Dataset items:
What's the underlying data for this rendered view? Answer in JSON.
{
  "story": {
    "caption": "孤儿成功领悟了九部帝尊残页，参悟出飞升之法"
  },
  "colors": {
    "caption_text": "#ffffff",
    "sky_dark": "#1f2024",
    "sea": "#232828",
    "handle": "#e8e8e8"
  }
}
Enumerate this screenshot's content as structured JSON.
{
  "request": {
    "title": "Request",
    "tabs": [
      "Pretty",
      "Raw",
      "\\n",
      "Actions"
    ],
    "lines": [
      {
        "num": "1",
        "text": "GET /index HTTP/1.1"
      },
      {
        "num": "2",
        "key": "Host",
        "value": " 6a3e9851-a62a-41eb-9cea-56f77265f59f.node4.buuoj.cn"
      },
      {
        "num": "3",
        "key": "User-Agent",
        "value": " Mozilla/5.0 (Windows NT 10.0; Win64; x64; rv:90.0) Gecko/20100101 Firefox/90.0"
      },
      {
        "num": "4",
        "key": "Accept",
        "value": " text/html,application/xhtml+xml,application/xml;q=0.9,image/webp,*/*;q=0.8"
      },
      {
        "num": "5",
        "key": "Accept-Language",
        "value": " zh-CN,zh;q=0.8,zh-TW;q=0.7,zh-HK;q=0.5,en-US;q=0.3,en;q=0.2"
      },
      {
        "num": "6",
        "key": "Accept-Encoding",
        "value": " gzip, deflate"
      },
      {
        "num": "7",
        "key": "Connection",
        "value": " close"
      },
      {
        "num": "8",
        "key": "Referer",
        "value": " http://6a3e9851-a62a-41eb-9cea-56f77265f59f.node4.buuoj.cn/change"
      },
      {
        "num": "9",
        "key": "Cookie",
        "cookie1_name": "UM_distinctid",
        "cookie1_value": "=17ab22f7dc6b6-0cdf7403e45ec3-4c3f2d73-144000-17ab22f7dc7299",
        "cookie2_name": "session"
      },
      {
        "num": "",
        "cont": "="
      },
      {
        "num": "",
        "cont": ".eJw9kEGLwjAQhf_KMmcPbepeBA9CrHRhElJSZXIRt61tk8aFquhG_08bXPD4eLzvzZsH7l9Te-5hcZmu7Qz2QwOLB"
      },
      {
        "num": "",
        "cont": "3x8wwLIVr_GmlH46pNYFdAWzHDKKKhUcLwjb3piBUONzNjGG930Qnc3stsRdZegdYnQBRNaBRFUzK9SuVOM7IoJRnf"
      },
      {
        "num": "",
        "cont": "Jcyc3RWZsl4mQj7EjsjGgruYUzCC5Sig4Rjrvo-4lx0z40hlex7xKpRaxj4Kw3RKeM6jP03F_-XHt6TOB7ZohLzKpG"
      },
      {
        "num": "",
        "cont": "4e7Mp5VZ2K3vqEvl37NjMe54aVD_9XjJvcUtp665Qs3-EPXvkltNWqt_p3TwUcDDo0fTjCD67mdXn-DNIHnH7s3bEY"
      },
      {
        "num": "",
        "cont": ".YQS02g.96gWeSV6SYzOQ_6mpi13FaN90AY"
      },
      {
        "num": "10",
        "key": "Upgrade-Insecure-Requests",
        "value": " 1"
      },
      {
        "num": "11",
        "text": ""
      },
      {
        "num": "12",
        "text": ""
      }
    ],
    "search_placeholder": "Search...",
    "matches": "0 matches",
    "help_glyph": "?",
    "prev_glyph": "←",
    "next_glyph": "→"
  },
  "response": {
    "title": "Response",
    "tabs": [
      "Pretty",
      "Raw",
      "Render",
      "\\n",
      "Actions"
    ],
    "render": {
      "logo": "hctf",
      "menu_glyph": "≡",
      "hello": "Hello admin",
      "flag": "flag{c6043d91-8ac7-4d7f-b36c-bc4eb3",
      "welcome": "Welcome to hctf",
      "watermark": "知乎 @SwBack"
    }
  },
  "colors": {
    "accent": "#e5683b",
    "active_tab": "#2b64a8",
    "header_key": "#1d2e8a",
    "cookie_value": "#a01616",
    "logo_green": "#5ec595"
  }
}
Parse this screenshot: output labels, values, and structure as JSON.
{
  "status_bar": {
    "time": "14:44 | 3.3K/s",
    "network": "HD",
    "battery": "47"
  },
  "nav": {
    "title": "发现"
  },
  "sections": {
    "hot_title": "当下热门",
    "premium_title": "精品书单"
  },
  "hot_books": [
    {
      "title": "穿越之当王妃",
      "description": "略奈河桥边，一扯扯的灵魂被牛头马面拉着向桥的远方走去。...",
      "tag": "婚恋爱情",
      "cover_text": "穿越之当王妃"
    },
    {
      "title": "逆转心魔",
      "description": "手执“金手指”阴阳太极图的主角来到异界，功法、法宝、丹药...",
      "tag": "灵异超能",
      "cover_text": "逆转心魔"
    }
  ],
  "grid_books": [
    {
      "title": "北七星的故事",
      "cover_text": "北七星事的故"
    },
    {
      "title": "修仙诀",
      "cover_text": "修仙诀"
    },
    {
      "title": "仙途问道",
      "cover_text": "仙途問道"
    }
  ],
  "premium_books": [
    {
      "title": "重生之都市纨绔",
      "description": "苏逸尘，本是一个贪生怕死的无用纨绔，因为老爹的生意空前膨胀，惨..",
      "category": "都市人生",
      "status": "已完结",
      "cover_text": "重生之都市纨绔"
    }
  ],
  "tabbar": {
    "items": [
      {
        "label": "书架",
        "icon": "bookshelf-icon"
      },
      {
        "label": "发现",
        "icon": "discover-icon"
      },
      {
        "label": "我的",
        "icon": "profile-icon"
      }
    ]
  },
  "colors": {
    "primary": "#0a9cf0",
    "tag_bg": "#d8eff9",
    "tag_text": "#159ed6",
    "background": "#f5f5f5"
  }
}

→ **Do this**:
Restate all of the entries exactly, please.

→ **Problem solution**:
What's the underlying data for this rendered view? Answer in JSON.
{
  "story": {
    "caption": "孤儿成功领悟了九部帝尊残页，参悟出飞升之法"
  },
  "colors": {
    "caption_text": "#ffffff",
    "sky_dark": "#1f2024",
    "sea": "#232828",
    "handle": "#e8e8e8"
  }
}
Enumerate this screenshot's content as structured JSON.
{
  "request": {
    "title": "Request",
    "tabs": [
      "Pretty",
      "Raw",
      "\\n",
      "Actions"
    ],
    "lines": [
      {
        "num": "1",
        "text": "GET /index HTTP/1.1"
      },
      {
        "num": "2",
        "key": "Host",
        "value": " 6a3e9851-a62a-41eb-9cea-56f77265f59f.node4.buuoj.cn"
      },
      {
        "num": "3",
        "key": "User-Agent",
        "value": " Mozilla/5.0 (Windows NT 10.0; Win64; x64; rv:90.0) Gecko/20100101 Firefox/90.0"
      },
      {
        "num": "4",
        "key": "Accept",
        "value": " text/html,application/xhtml+xml,application/xml;q=0.9,image/webp,*/*;q=0.8"
      },
      {
        "num": "5",
        "key": "Accept-Language",
        "value": " zh-CN,zh;q=0.8,zh-TW;q=0.7,zh-HK;q=0.5,en-US;q=0.3,en;q=0.2"
      },
      {
        "num": "6",
        "key": "Accept-Encoding",
        "value": " gzip, deflate"
      },
      {
        "num": "7",
        "key": "Connection",
        "value": " close"
      },
      {
        "num": "8",
        "key": "Referer",
        "value": " http://6a3e9851-a62a-41eb-9cea-56f77265f59f.node4.buuoj.cn/change"
      },
      {
        "num": "9",
        "key": "Cookie",
        "cookie1_name": "UM_distinctid",
        "cookie1_value": "=17ab22f7dc6b6-0cdf7403e45ec3-4c3f2d73-144000-17ab22f7dc7299",
        "cookie2_name": "session"
      },
      {
        "num": "",
        "cont": "="
      },
      {
        "num": "",
        "cont": ".eJw9kEGLwjAQhf_KMmcPbepeBA9CrHRhElJSZXIRt61tk8aFquhG_08bXPD4eLzvzZsH7l9Te-5hcZmu7Qz2QwOLB"
      },
      {
        "num": "",
        "cont": "3x8wwLIVr_GmlH46pNYFdAWzHDKKKhUcLwjb3piBUONzNjGG930Qnc3stsRdZegdYnQBRNaBRFUzK9SuVOM7IoJRnf"
      },
      {
        "num": "",
        "cont": "Jcyc3RWZsl4mQj7EjsjGgruYUzCC5Sig4Rjrvo-4lx0z40hlex7xKpRaxj4Kw3RKeM6jP03F_-XHt6TOB7ZohLzKpG"
      },
      {
        "num": "",
        "cont": "4e7Mp5VZ2K3vqEvl37NjMe54aVD_9XjJvcUtp665Qs3-EPXvkltNWqt_p3TwUcDDo0fTjCD67mdXn-DNIHnH7s3bEY"
      },
      {
        "num": "",
        "cont": ".YQS02g.96gWeSV6SYzOQ_6mpi13FaN90AY"
      },
      {
        "num": "10",
        "key": "Upgrade-Insecure-Requests",
        "value": " 1"
      },
      {
        "num": "11",
        "text": ""
      },
      {
        "num": "12",
        "text": ""
      }
    ],
    "search_placeholder": "Search...",
    "matches": "0 matches",
    "help_glyph": "?",
    "prev_glyph": "←",
    "next_glyph": "→"
  },
  "response": {
    "title": "Response",
    "tabs": [
      "Pretty",
      "Raw",
      "Render",
      "\\n",
      "Actions"
    ],
    "render": {
      "logo": "hctf",
      "menu_glyph": "≡",
      "hello": "Hello admin",
      "flag": "flag{c6043d91-8ac7-4d7f-b36c-bc4eb3",
      "welcome": "Welcome to hctf",
      "watermark": "知乎 @SwBack"
    }
  },
  "colors": {
    "accent": "#e5683b",
    "active_tab": "#2b64a8",
    "header_key": "#1d2e8a",
    "cookie_value": "#a01616",
    "logo_green": "#5ec595"
  }
}
Parse this screenshot: output labels, values, and structure as JSON.
{
  "status_bar": {
    "time": "14:44 | 3.3K/s",
    "network": "HD",
    "battery": "47"
  },
  "nav": {
    "title": "发现"
  },
  "sections": {
    "hot_title": "当下热门",
    "premium_title": "精品书单"
  },
  "hot_books": [
    {
      "title": "穿越之当王妃",
      "description": "略奈河桥边，一扯扯的灵魂被牛头马面拉着向桥的远方走去。...",
      "tag": "婚恋爱情",
      "cover_text": "穿越之当王妃"
    },
    {
      "title": "逆转心魔",
      "description": "手执“金手指”阴阳太极图的主角来到异界，功法、法宝、丹药...",
      "tag": "灵异超能",
      "cover_text": "逆转心魔"
    }
  ],
  "grid_books": [
    {
      "title": "北七星的故事",
      "cover_text": "北七星事的故"
    },
    {
      "title": "修仙诀",
      "cover_text": "修仙诀"
    },
    {
      "title": "仙途问道",
      "cover_text": "仙途問道"
    }
  ],
  "premium_books": [
    {
      "title": "重生之都市纨绔",
      "description": "苏逸尘，本是一个贪生怕死的无用纨绔，因为老爹的生意空前膨胀，惨..",
      "category": "都市人生",
      "status": "已完结",
      "cover_text": "重生之都市纨绔"
    }
  ],
  "tabbar": {
    "items": [
      {
        "label": "书架",
        "icon": "bookshelf-icon"
      },
      {
        "label": "发现",
        "icon": "discover-icon"
      },
      {
        "label": "我的",
        "icon": "profile-icon"
      }
    ]
  },
  "colors": {
    "primary": "#0a9cf0",
    "tag_bg": "#d8eff9",
    "tag_text": "#159ed6",
    "background": "#f5f5f5"
  }
}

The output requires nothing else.